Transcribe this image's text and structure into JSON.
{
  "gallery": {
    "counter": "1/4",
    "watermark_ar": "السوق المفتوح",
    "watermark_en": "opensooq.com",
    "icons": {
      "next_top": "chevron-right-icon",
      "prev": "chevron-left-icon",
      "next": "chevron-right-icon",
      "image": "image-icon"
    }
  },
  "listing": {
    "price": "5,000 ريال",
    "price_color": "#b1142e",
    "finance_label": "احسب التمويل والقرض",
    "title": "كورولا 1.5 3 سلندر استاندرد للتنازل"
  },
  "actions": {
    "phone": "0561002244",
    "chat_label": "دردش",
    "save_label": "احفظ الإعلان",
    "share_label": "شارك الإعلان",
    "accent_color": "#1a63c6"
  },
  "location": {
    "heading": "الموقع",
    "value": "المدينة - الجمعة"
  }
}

★ ★ ★ ★

Exercise brief. Reproduce all of the material above word for word.

Result of the exercise.
Transcribe this image's text and structure into JSON.
{
  "gallery": {
    "counter": "1/4",
    "watermark_ar": "السوق المفتوح",
    "watermark_en": "opensooq.com",
    "icons": {
      "next_top": "chevron-right-icon",
      "prev": "chevron-left-icon",
      "next": "chevron-right-icon",
      "image": "image-icon"
    }
  },
  "listing": {
    "price": "5,000 ريال",
    "price_color": "#b1142e",
    "finance_label": "احسب التمويل والقرض",
    "title": "كورولا 1.5 3 سلندر استاندرد للتنازل"
  },
  "actions": {
    "phone": "0561002244",
    "chat_label": "دردش",
    "save_label": "احفظ الإعلان",
    "share_label": "شارك الإعلان",
    "accent_color": "#1a63c6"
  },
  "location": {
    "heading": "الموقع",
    "value": "المدينة - الجمعة"
  }
}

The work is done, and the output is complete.